Data provided:
□ □ □

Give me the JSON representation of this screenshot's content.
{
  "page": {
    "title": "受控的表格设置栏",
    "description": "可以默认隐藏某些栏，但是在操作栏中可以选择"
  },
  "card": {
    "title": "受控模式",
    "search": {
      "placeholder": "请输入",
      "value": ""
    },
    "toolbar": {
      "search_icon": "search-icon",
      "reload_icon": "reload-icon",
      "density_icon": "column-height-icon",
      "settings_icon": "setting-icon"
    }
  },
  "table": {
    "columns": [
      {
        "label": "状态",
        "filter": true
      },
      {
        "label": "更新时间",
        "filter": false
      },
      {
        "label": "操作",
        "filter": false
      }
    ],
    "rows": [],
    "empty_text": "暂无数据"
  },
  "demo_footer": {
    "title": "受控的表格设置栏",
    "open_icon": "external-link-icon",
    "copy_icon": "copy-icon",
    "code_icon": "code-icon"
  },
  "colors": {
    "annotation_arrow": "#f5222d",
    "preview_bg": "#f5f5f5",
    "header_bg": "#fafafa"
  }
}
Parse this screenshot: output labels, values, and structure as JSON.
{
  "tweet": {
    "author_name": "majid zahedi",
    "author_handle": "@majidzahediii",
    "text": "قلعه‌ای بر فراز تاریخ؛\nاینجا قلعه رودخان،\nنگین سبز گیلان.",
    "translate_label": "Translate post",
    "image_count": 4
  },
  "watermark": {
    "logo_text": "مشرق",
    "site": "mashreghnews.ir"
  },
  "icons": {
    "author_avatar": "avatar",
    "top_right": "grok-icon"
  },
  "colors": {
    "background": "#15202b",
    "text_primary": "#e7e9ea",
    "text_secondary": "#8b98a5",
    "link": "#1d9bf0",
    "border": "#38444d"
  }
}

□ □ □

Work instructions: Pick out and copy the lines of the entries that hold the string "screenshot".

Complete answer:
Give me the JSON representation of this screenshot's content.
Parse this screenshot: output labels, values, and structure as JSON.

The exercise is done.